Extract the records in full, leaving every picture out.

- Excerpted data:
########
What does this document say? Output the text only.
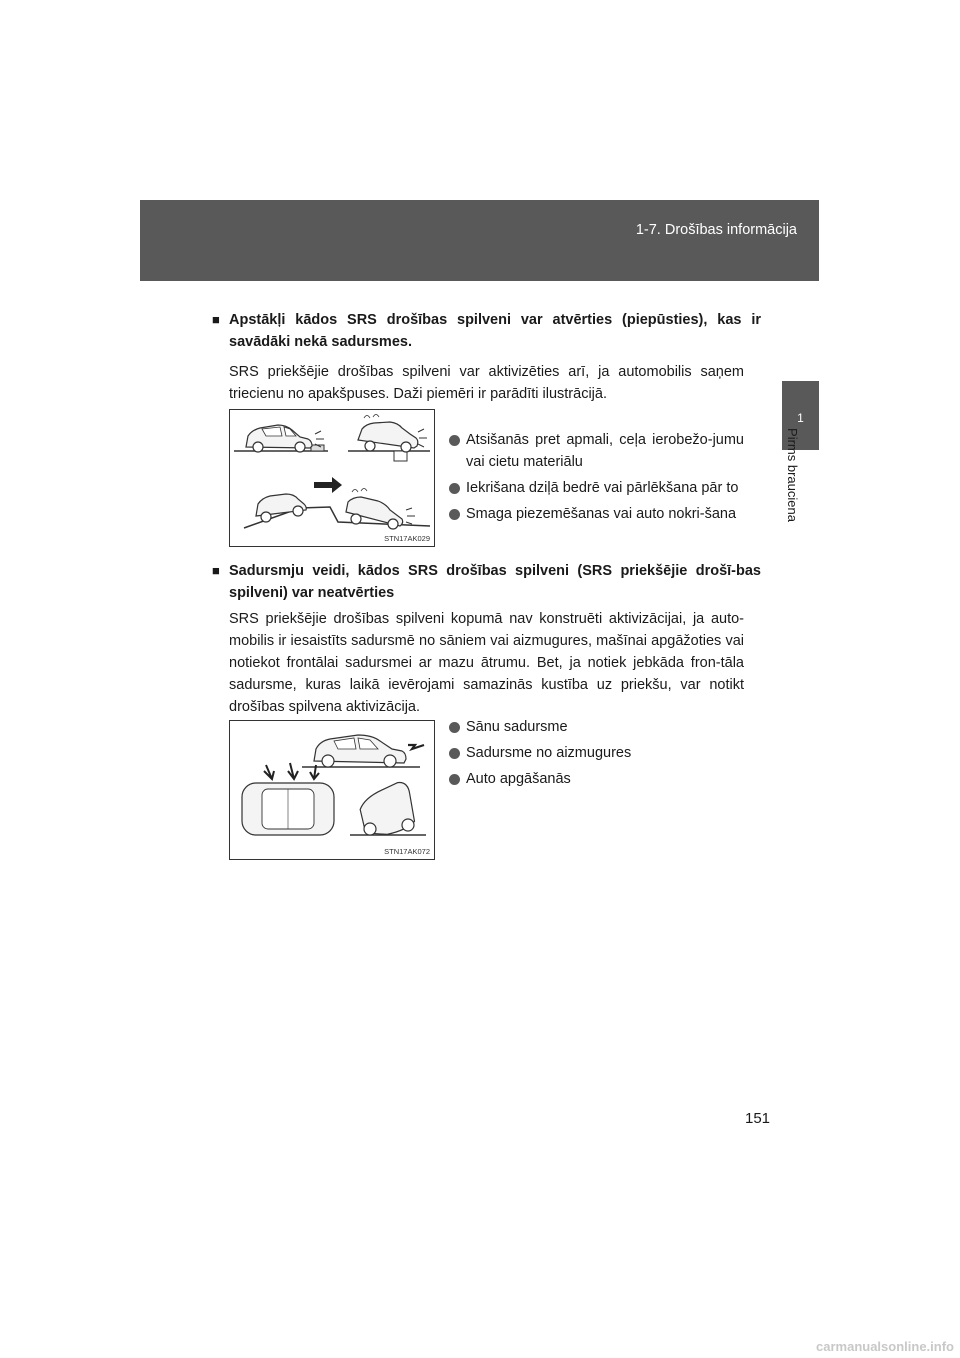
1-7. Drošības informācija
1
Pirms brauciena
■ Apstākļi kādos SRS drošības spilveni var atvērties (piepūsties), kas ir savādāki nekā sadursmes.
SRS priekšējie drošības spilveni var aktivizēties arī, ja automobilis saņem triecienu no apakšpuses. Daži piemēri ir parādīti ilustrācijā.
STN17AK029
Atsišanās pret apmali, ceļa ierobežo-jumu vai cietu materiālu
Iekrišana dziļā bedrē vai pārlēkšana pār to
Smaga piezemēšanas vai auto nokri-šana
■ Sadursmju veidi, kādos SRS drošības spilveni (SRS priekšējie drošī-bas spilveni) var neatvērties
SRS priekšējie drošības spilveni kopumā nav konstruēti aktivizācijai, ja auto-mobilis ir iesaistīts sadursmē no sāniem vai aizmugures, mašīnai apgāžoties vai notiekot frontālai sadursmei ar mazu ātrumu. Bet, ja notiek jebkāda fron-tāla sadursme, kuras laikā ievērojami samazinās kustība uz priekšu, var notikt drošības spilvena aktivizācija.
STN17AK072
Sānu sadursme
Sadursme no aizmugures
Auto apgāšanās
151
carmanualsonline.info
########
- Task result:
What does this document say? Output the text only.
1-7. Drošības informācija
1
Pirms brauciena
■ Apstākļi kādos SRS drošības spilveni var atvērties (piepūsties), kas ir savādāki nekā sadursmes.
SRS priekšējie drošības spilveni var aktivizēties arī, ja automobilis saņem triecienu no apakšpuses. Daži piemēri ir parādīti ilustrācijā.
STN17AK029
Atsišanās pret apmali, ceļa ierobežo-jumu vai cietu materiālu
Iekrišana dziļā bedrē vai pārlēkšana pār to
Smaga piezemēšanas vai auto nokri-šana
■ Sadursmju veidi, kādos SRS drošības spilveni (SRS priekšējie drošī-bas spilveni) var neatvērties
SRS priekšējie drošības spilveni kopumā nav konstruēti aktivizācijai, ja auto-mobilis ir iesaistīts sadursmē no sāniem vai aizmugures, mašīnai apgāžoties vai notiekot frontālai sadursmei ar mazu ātrumu. Bet, ja notiek jebkāda fron-tāla sadursme, kuras laikā ievērojami samazinās kustība uz priekšu, var notikt drošības spilvena aktivizācija.
STN17AK072
Sānu sadursme
Sadursme no aizmugures
Auto apgāšanās
151
carmanualsonline.info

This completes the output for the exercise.